> _WRITTEN REQUEST_
Write out the full set of records below exactly.

> _MATERIALS PROVIDED_

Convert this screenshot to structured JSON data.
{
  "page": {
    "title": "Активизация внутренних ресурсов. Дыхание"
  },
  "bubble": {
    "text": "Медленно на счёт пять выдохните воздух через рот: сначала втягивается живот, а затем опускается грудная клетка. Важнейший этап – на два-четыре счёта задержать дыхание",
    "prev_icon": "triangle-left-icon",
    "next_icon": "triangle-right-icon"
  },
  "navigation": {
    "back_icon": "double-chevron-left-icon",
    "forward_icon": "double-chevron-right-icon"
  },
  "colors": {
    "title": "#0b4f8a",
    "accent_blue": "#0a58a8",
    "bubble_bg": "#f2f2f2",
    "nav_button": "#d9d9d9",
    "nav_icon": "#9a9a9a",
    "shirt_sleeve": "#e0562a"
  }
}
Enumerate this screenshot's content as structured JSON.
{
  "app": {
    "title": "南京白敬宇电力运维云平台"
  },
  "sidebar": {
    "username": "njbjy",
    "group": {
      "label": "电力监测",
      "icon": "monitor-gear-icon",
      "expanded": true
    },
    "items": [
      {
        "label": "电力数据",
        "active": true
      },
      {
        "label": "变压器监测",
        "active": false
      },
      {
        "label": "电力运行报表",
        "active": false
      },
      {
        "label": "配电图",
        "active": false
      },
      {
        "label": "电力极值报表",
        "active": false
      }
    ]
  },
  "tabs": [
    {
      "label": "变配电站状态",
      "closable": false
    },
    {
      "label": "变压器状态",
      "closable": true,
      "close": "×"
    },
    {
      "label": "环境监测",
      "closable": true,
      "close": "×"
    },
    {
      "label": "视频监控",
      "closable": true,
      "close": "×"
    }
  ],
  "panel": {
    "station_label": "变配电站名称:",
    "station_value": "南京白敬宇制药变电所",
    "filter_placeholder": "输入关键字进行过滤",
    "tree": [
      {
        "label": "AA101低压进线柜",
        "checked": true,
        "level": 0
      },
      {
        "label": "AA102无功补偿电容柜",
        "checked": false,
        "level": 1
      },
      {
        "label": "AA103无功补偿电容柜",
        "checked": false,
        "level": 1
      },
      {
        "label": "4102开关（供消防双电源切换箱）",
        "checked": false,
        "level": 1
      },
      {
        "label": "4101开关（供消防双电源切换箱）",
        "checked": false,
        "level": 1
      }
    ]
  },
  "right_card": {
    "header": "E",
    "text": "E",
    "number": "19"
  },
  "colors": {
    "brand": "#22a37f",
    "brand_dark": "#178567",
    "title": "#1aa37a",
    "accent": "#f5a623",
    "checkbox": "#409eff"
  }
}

> _TASK SOLUTION_
Convert this screenshot to structured JSON data.
{
  "page": {
    "title": "Активизация внутренних ресурсов. Дыхание"
  },
  "bubble": {
    "text": "Медленно на счёт пять выдохните воздух через рот: сначала втягивается живот, а затем опускается грудная клетка. Важнейший этап – на два-четыре счёта задержать дыхание",
    "prev_icon": "triangle-left-icon",
    "next_icon": "triangle-right-icon"
  },
  "navigation": {
    "back_icon": "double-chevron-left-icon",
    "forward_icon": "double-chevron-right-icon"
  },
  "colors": {
    "title": "#0b4f8a",
    "accent_blue": "#0a58a8",
    "bubble_bg": "#f2f2f2",
    "nav_button": "#d9d9d9",
    "nav_icon": "#9a9a9a",
    "shirt_sleeve": "#e0562a"
  }
}
Enumerate this screenshot's content as structured JSON.
{
  "app": {
    "title": "南京白敬宇电力运维云平台"
  },
  "sidebar": {
    "username": "njbjy",
    "group": {
      "label": "电力监测",
      "icon": "monitor-gear-icon",
      "expanded": true
    },
    "items": [
      {
        "label": "电力数据",
        "active": true
      },
      {
        "label": "变压器监测",
        "active": false
      },
      {
        "label": "电力运行报表",
        "active": false
      },
      {
        "label": "配电图",
        "active": false
      },
      {
        "label": "电力极值报表",
        "active": false
      }
    ]
  },
  "tabs": [
    {
      "label": "变配电站状态",
      "closable": false
    },
    {
      "label": "变压器状态",
      "closable": true,
      "close": "×"
    },
    {
      "label": "环境监测",
      "closable": true,
      "close": "×"
    },
    {
      "label": "视频监控",
      "closable": true,
      "close": "×"
    }
  ],
  "panel": {
    "station_label": "变配电站名称:",
    "station_value": "南京白敬宇制药变电所",
    "filter_placeholder": "输入关键字进行过滤",
    "tree": [
      {
        "label": "AA101低压进线柜",
        "checked": true,
        "level": 0
      },
      {
        "label": "AA102无功补偿电容柜",
        "checked": false,
        "level": 1
      },
      {
        "label": "AA103无功补偿电容柜",
        "checked": false,
        "level": 1
      },
      {
        "label": "4102开关（供消防双电源切换箱）",
        "checked": false,
        "level": 1
      },
      {
        "label": "4101开关（供消防双电源切换箱）",
        "checked": false,
        "level": 1
      }
    ]
  },
  "right_card": {
    "header": "E",
    "text": "E",
    "number": "19"
  },
  "colors": {
    "brand": "#22a37f",
    "brand_dark": "#178567",
    "title": "#1aa37a",
    "accent": "#f5a623",
    "checkbox": "#409eff"
  }
}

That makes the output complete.